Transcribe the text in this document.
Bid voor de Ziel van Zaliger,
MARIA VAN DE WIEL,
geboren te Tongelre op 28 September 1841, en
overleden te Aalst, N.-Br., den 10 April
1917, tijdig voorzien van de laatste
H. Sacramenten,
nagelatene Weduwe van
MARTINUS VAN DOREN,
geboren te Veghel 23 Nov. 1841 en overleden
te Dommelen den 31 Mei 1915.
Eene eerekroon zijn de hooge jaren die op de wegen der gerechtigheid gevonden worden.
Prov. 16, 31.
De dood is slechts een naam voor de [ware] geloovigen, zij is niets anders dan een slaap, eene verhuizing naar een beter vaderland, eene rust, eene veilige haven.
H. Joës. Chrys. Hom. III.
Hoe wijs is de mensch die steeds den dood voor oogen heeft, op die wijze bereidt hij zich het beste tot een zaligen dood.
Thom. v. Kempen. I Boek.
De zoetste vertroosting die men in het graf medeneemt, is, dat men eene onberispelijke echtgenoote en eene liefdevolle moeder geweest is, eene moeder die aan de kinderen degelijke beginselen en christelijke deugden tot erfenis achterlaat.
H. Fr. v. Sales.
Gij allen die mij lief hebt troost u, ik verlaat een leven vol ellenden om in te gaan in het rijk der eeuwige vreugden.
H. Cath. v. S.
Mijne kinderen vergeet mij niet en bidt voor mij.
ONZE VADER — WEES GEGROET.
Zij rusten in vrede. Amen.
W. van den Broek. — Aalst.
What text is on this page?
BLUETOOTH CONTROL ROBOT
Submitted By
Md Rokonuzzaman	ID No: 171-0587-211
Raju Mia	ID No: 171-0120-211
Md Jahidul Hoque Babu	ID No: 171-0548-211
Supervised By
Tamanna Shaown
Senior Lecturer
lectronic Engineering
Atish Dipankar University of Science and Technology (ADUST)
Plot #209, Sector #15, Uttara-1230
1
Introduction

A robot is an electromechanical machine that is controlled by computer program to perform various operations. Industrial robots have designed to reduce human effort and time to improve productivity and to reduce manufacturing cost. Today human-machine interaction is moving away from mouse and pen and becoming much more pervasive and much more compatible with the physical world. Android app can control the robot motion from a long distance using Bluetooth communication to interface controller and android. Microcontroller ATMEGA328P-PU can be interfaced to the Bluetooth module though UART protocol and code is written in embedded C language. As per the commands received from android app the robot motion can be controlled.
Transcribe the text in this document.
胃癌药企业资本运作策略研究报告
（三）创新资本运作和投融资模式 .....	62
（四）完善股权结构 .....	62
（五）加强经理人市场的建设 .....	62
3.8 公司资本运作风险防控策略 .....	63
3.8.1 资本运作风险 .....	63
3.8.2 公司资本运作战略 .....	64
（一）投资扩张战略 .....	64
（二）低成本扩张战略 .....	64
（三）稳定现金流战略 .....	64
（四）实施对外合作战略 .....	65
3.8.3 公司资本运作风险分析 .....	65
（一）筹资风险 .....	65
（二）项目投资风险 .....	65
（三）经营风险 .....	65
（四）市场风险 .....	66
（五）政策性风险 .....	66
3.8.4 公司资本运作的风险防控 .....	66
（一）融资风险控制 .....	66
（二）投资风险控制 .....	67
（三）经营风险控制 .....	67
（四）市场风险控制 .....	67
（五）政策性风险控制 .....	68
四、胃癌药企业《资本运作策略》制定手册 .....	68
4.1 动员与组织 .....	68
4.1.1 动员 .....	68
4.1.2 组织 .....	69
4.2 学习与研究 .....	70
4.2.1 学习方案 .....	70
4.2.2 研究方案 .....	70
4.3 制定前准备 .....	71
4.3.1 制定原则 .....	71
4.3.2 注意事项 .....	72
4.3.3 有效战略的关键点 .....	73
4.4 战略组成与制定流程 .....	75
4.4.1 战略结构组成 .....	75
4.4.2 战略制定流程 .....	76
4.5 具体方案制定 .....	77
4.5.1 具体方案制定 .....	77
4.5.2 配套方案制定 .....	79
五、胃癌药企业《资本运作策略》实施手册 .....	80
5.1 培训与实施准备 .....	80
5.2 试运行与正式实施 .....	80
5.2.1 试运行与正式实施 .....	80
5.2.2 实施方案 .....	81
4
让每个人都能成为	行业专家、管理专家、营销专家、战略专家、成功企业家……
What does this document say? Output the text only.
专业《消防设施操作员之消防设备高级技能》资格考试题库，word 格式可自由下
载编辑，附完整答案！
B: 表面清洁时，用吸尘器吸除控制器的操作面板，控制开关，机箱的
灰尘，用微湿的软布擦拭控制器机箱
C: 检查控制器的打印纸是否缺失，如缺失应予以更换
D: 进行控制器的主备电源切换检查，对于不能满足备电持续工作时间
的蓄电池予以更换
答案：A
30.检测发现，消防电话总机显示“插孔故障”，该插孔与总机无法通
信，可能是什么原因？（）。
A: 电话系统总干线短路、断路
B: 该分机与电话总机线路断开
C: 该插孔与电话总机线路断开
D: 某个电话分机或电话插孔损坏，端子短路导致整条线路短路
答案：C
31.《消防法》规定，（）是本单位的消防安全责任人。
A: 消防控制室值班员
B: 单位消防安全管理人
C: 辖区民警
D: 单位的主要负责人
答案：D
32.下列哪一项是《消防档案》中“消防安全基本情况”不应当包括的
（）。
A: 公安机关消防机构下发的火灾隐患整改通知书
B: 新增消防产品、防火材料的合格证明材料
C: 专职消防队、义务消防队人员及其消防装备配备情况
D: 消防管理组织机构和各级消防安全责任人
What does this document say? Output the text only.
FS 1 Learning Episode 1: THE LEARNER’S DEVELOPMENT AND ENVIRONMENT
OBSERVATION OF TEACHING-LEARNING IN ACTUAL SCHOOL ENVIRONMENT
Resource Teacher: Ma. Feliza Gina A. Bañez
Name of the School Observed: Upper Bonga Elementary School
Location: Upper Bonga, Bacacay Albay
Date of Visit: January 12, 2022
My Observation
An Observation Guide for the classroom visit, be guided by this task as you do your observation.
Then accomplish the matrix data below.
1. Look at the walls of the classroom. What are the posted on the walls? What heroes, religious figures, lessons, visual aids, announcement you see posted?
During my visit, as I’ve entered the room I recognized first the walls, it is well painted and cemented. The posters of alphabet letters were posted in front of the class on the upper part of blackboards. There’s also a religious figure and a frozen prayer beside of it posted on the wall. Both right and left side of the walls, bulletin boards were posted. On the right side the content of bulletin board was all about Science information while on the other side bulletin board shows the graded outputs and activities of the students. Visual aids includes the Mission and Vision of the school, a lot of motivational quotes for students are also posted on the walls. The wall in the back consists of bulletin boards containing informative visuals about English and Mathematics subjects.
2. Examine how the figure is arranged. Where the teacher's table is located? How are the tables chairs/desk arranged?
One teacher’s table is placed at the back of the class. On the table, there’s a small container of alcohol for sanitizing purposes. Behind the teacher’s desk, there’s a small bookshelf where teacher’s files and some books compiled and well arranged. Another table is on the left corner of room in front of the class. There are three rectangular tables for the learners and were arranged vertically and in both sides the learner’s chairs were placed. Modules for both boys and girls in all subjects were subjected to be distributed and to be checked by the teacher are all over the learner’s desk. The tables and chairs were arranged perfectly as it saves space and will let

Written instruction: Pull every line containing "What" out of the data above.

Completed exercise:
What text is on this page?
What does this document say? Output the text only.
What does this document say? Output the text only.
1. Look at the walls of the classroom. What are the posted on the walls? What heroes, religious figures, lessons, visual aids, announcement you see posted?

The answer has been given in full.